(Figure record extracts)
******************************

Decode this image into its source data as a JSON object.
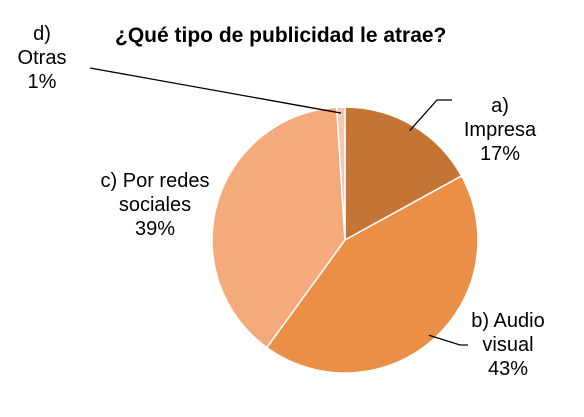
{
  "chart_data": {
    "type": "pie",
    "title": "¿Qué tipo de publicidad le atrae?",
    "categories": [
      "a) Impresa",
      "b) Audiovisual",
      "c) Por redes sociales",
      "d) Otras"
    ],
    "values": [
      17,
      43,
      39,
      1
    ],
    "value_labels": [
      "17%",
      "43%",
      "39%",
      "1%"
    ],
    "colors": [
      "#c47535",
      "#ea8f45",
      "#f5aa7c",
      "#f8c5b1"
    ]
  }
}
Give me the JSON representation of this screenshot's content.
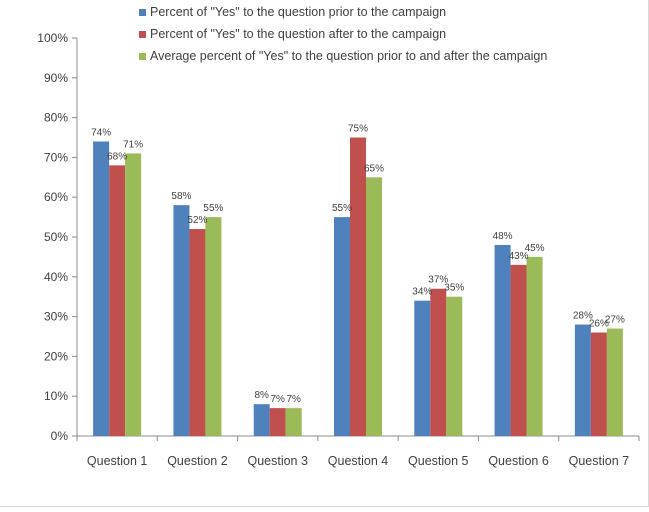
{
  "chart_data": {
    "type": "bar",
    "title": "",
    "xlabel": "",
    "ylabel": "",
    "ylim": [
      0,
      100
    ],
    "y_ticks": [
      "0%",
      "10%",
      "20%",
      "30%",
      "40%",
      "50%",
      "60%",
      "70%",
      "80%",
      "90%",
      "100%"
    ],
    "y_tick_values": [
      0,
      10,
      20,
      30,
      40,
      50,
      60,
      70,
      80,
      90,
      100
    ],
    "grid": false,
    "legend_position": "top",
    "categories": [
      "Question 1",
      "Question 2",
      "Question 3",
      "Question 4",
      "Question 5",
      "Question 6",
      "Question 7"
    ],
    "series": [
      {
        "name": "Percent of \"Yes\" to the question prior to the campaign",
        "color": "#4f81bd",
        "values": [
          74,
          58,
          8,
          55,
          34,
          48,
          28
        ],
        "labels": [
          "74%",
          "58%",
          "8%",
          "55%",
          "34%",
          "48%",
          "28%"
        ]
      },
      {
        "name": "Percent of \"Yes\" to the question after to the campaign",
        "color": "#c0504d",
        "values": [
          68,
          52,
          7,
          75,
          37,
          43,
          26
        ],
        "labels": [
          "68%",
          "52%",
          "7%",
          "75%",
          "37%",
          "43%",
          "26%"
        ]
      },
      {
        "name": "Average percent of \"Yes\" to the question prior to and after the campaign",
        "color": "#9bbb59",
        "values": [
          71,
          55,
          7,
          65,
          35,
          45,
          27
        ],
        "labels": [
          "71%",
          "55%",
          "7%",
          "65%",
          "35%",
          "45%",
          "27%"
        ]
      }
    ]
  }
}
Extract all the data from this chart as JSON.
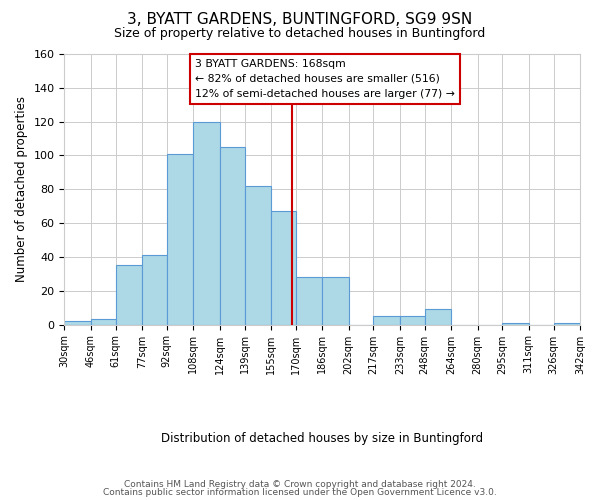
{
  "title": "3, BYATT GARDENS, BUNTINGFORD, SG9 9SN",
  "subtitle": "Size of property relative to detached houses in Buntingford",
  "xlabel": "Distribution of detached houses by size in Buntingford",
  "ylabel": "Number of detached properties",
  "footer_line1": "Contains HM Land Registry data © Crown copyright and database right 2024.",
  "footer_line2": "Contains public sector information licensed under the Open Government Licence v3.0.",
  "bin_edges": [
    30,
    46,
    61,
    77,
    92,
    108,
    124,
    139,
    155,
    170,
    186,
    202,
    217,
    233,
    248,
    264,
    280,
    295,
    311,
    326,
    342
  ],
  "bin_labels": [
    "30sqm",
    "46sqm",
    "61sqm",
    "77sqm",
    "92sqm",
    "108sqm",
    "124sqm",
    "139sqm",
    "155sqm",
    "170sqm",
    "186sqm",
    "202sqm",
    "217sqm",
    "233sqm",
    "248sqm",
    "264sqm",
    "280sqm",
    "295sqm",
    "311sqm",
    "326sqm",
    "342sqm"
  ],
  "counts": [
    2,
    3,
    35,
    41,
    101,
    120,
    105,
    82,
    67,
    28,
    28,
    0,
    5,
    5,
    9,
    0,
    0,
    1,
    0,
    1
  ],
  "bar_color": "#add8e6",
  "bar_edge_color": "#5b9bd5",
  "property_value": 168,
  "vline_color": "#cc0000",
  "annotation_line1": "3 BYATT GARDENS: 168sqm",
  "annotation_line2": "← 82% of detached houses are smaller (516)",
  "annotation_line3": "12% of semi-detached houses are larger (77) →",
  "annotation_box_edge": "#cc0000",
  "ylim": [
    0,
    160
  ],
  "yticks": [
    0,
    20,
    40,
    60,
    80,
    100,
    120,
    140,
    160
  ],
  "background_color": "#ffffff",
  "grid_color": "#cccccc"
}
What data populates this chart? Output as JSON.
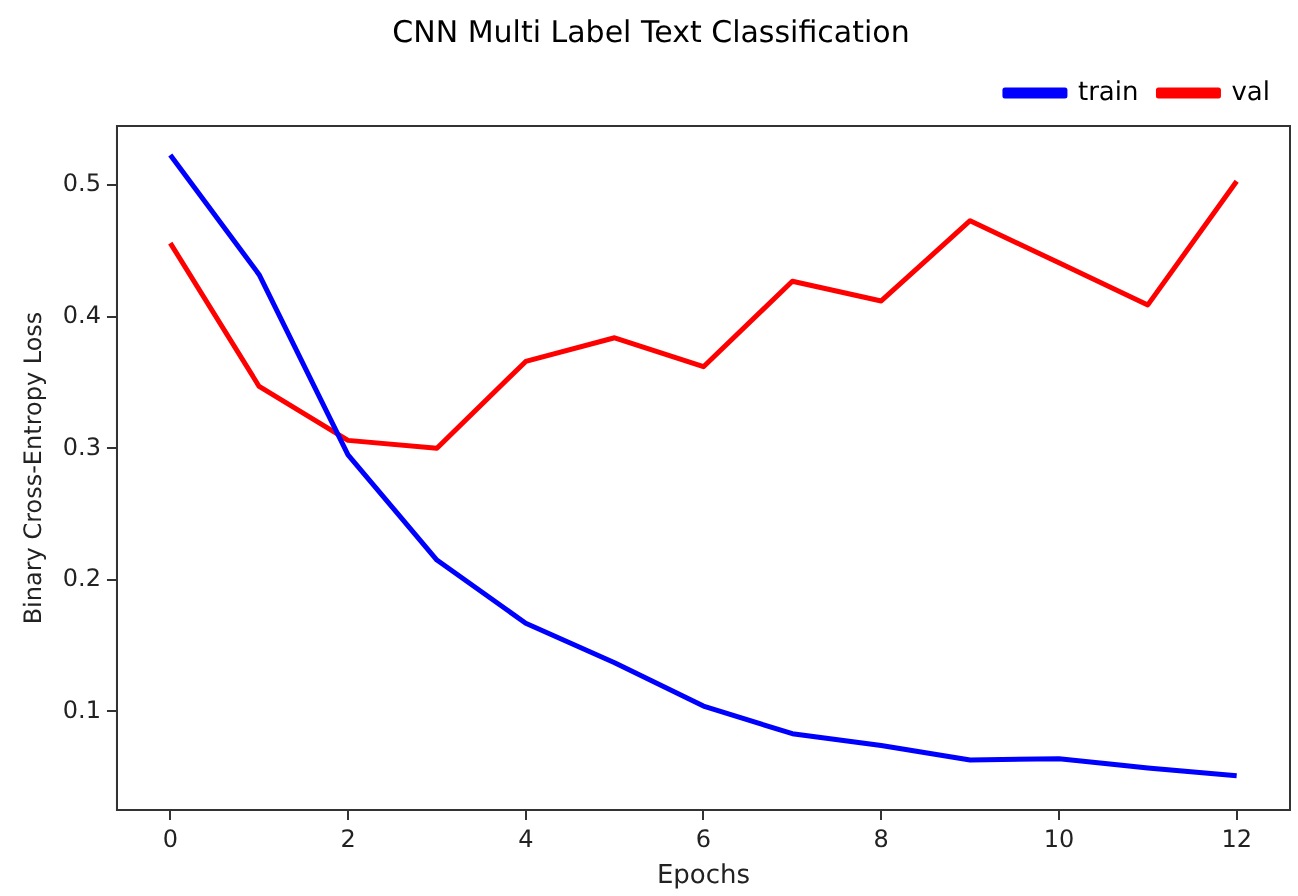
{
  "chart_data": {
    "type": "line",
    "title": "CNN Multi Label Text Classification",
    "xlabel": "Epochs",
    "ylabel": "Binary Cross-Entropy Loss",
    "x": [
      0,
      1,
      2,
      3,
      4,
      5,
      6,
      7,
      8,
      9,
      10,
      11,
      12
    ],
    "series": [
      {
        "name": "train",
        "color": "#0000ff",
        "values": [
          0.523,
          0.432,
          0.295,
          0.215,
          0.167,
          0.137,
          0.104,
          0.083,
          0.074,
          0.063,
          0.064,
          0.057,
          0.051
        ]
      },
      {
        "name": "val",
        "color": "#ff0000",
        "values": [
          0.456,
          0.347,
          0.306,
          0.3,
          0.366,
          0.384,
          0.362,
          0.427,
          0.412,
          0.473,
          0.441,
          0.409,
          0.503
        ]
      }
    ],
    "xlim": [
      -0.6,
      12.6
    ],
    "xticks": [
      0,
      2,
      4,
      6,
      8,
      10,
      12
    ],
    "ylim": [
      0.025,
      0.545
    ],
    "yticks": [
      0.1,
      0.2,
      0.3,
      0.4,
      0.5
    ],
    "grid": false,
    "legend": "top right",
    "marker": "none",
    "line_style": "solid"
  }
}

******************************

**INSTRUCTIONS TO FOLLOW**
Copy out every line of the listing that includes the string "houses".

**EXERCISE ANSWER**
  "subtitle": "Size of property relative to detached houses in Buntingford",
  "xlabel": "Distribution of detached houses by size in Buntingford",
  "annotation_line2": "← 82% of detached houses are smaller (516)",
  "annotation_line3": "12% of semi-detached houses are larger (77) →",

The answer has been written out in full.